_WHAT THE TASK REQUIRES_
Below are some entries. Output each one exactly as it appears.

▼

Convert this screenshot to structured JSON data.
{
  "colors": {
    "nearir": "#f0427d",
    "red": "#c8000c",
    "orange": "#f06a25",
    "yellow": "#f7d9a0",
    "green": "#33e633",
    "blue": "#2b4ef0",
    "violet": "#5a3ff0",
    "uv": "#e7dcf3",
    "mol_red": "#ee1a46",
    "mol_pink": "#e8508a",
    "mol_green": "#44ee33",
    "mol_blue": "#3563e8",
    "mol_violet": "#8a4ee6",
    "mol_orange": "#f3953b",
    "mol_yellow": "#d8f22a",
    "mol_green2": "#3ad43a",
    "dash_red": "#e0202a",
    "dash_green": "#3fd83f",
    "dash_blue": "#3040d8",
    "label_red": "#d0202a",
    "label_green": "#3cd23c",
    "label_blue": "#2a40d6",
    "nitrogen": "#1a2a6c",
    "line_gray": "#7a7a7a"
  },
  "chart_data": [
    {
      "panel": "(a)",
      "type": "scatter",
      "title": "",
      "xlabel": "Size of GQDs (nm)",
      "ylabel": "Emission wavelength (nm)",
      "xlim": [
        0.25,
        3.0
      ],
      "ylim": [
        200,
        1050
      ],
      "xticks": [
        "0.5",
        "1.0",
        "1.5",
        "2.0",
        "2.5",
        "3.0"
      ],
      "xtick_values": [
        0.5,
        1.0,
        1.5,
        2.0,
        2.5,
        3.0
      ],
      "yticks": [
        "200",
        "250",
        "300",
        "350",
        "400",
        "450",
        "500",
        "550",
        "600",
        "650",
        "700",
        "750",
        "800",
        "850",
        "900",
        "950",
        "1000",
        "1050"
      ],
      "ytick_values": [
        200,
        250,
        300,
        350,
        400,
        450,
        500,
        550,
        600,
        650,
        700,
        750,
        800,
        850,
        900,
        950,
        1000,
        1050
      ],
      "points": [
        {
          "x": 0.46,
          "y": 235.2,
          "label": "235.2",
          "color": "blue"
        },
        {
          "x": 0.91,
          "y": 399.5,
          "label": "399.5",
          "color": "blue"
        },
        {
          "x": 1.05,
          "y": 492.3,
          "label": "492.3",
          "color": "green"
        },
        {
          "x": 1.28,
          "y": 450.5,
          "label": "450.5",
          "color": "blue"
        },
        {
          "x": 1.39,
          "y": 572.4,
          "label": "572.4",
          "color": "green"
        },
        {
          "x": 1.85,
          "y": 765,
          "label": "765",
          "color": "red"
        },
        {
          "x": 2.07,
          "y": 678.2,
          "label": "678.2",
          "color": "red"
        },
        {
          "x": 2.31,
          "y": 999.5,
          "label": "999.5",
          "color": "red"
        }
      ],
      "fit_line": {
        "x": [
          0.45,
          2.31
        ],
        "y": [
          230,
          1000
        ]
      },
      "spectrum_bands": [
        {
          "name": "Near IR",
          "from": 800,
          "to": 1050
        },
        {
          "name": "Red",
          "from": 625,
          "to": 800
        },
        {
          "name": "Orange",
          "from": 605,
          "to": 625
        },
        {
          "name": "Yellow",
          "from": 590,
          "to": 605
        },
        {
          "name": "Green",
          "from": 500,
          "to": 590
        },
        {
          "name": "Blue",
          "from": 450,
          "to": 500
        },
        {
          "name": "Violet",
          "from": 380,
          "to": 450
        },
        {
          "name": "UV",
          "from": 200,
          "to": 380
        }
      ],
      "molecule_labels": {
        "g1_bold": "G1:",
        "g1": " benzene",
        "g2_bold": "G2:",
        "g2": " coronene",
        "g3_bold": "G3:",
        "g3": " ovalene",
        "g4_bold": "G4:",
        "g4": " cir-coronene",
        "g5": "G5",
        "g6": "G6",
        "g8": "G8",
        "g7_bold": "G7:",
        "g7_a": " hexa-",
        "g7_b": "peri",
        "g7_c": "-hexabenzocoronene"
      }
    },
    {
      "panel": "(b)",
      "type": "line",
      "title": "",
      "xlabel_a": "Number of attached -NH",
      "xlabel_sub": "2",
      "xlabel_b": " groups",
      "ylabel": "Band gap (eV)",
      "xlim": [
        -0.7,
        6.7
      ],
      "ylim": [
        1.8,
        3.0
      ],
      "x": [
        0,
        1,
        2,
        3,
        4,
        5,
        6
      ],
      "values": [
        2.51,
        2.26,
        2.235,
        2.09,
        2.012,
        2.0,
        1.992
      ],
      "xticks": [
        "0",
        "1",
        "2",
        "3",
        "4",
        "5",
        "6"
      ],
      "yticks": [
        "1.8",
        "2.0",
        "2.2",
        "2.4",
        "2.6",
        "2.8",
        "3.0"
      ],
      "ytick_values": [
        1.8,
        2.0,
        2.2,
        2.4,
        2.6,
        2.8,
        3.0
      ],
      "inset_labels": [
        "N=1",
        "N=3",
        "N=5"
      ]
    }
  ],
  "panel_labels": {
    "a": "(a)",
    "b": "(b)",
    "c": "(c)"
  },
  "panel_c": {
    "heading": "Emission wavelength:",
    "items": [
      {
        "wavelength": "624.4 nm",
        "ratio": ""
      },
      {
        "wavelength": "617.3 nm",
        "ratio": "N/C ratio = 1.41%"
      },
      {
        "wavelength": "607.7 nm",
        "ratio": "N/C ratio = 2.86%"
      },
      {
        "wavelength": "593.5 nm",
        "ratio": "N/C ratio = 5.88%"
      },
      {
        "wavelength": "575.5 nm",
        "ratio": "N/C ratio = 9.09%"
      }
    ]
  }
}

▲

_COMPLETE ANSWER_
Convert this screenshot to structured JSON data.
{
  "colors": {
    "nearir": "#f0427d",
    "red": "#c8000c",
    "orange": "#f06a25",
    "yellow": "#f7d9a0",
    "green": "#33e633",
    "blue": "#2b4ef0",
    "violet": "#5a3ff0",
    "uv": "#e7dcf3",
    "mol_red": "#ee1a46",
    "mol_pink": "#e8508a",
    "mol_green": "#44ee33",
    "mol_blue": "#3563e8",
    "mol_violet": "#8a4ee6",
    "mol_orange": "#f3953b",
    "mol_yellow": "#d8f22a",
    "mol_green2": "#3ad43a",
    "dash_red": "#e0202a",
    "dash_green": "#3fd83f",
    "dash_blue": "#3040d8",
    "label_red": "#d0202a",
    "label_green": "#3cd23c",
    "label_blue": "#2a40d6",
    "nitrogen": "#1a2a6c",
    "line_gray": "#7a7a7a"
  },
  "chart_data": [
    {
      "panel": "(a)",
      "type": "scatter",
      "title": "",
      "xlabel": "Size of GQDs (nm)",
      "ylabel": "Emission wavelength (nm)",
      "xlim": [
        0.25,
        3.0
      ],
      "ylim": [
        200,
        1050
      ],
      "xticks": [
        "0.5",
        "1.0",
        "1.5",
        "2.0",
        "2.5",
        "3.0"
      ],
      "xtick_values": [
        0.5,
        1.0,
        1.5,
        2.0,
        2.5,
        3.0
      ],
      "yticks": [
        "200",
        "250",
        "300",
        "350",
        "400",
        "450",
        "500",
        "550",
        "600",
        "650",
        "700",
        "750",
        "800",
        "850",
        "900",
        "950",
        "1000",
        "1050"
      ],
      "ytick_values": [
        200,
        250,
        300,
        350,
        400,
        450,
        500,
        550,
        600,
        650,
        700,
        750,
        800,
        850,
        900,
        950,
        1000,
        1050
      ],
      "points": [
        {
          "x": 0.46,
          "y": 235.2,
          "label": "235.2",
          "color": "blue"
        },
        {
          "x": 0.91,
          "y": 399.5,
          "label": "399.5",
          "color": "blue"
        },
        {
          "x": 1.05,
          "y": 492.3,
          "label": "492.3",
          "color": "green"
        },
        {
          "x": 1.28,
          "y": 450.5,
          "label": "450.5",
          "color": "blue"
        },
        {
          "x": 1.39,
          "y": 572.4,
          "label": "572.4",
          "color": "green"
        },
        {
          "x": 1.85,
          "y": 765,
          "label": "765",
          "color": "red"
        },
        {
          "x": 2.07,
          "y": 678.2,
          "label": "678.2",
          "color": "red"
        },
        {
          "x": 2.31,
          "y": 999.5,
          "label": "999.5",
          "color": "red"
        }
      ],
      "fit_line": {
        "x": [
          0.45,
          2.31
        ],
        "y": [
          230,
          1000
        ]
      },
      "spectrum_bands": [
        {
          "name": "Near IR",
          "from": 800,
          "to": 1050
        },
        {
          "name": "Red",
          "from": 625,
          "to": 800
        },
        {
          "name": "Orange",
          "from": 605,
          "to": 625
        },
        {
          "name": "Yellow",
          "from": 590,
          "to": 605
        },
        {
          "name": "Green",
          "from": 500,
          "to": 590
        },
        {
          "name": "Blue",
          "from": 450,
          "to": 500
        },
        {
          "name": "Violet",
          "from": 380,
          "to": 450
        },
        {
          "name": "UV",
          "from": 200,
          "to": 380
        }
      ],
      "molecule_labels": {
        "g1_bold": "G1:",
        "g1": " benzene",
        "g2_bold": "G2:",
        "g2": " coronene",
        "g3_bold": "G3:",
        "g3": " ovalene",
        "g4_bold": "G4:",
        "g4": " cir-coronene",
        "g5": "G5",
        "g6": "G6",
        "g8": "G8",
        "g7_bold": "G7:",
        "g7_a": " hexa-",
        "g7_b": "peri",
        "g7_c": "-hexabenzocoronene"
      }
    },
    {
      "panel": "(b)",
      "type": "line",
      "title": "",
      "xlabel_a": "Number of attached -NH",
      "xlabel_sub": "2",
      "xlabel_b": " groups",
      "ylabel": "Band gap (eV)",
      "xlim": [
        -0.7,
        6.7
      ],
      "ylim": [
        1.8,
        3.0
      ],
      "x": [
        0,
        1,
        2,
        3,
        4,
        5,
        6
      ],
      "values": [
        2.51,
        2.26,
        2.235,
        2.09,
        2.012,
        2.0,
        1.992
      ],
      "xticks": [
        "0",
        "1",
        "2",
        "3",
        "4",
        "5",
        "6"
      ],
      "yticks": [
        "1.8",
        "2.0",
        "2.2",
        "2.4",
        "2.6",
        "2.8",
        "3.0"
      ],
      "ytick_values": [
        1.8,
        2.0,
        2.2,
        2.4,
        2.6,
        2.8,
        3.0
      ],
      "inset_labels": [
        "N=1",
        "N=3",
        "N=5"
      ]
    }
  ],
  "panel_labels": {
    "a": "(a)",
    "b": "(b)",
    "c": "(c)"
  },
  "panel_c": {
    "heading": "Emission wavelength:",
    "items": [
      {
        "wavelength": "624.4 nm",
        "ratio": ""
      },
      {
        "wavelength": "617.3 nm",
        "ratio": "N/C ratio = 1.41%"
      },
      {
        "wavelength": "607.7 nm",
        "ratio": "N/C ratio = 2.86%"
      },
      {
        "wavelength": "593.5 nm",
        "ratio": "N/C ratio = 5.88%"
      },
      {
        "wavelength": "575.5 nm",
        "ratio": "N/C ratio = 9.09%"
      }
    ]
  }
}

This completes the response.